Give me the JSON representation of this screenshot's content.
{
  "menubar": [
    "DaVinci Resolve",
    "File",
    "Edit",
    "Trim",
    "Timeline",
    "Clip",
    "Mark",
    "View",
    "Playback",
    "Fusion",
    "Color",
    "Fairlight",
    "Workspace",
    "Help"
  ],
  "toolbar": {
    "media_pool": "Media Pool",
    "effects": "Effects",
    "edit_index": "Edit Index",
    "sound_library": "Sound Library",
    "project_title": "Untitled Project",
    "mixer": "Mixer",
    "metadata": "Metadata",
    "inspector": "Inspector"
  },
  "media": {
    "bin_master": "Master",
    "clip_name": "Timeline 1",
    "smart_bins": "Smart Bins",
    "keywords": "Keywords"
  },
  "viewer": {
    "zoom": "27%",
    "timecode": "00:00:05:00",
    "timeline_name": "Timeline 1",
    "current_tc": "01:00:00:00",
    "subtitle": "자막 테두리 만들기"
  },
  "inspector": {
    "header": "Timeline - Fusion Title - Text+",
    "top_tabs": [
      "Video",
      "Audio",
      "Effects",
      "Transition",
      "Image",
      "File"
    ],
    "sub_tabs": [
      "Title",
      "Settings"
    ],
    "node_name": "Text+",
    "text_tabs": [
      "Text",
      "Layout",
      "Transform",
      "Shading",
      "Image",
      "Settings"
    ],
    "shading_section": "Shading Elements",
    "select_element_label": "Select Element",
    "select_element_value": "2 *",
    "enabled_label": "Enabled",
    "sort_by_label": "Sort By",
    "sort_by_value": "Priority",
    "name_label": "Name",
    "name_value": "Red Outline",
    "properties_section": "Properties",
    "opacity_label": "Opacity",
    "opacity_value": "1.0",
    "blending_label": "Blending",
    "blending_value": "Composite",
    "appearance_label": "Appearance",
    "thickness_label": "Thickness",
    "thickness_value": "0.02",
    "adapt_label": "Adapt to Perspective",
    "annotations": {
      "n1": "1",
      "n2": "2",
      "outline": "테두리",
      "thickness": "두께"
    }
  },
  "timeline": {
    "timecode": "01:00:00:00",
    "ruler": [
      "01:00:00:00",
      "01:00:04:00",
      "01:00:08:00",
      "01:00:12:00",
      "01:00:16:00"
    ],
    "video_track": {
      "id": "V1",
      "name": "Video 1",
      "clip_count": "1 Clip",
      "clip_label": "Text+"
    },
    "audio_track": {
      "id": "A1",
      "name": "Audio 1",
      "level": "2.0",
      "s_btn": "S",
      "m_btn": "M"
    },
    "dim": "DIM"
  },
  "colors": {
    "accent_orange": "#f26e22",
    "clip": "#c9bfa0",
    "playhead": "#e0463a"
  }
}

====

* **REQUIREMENTS**:
Your answer should be a single number: the count of lines that contain "timecode".

* **RESPONSE BELOW**:
2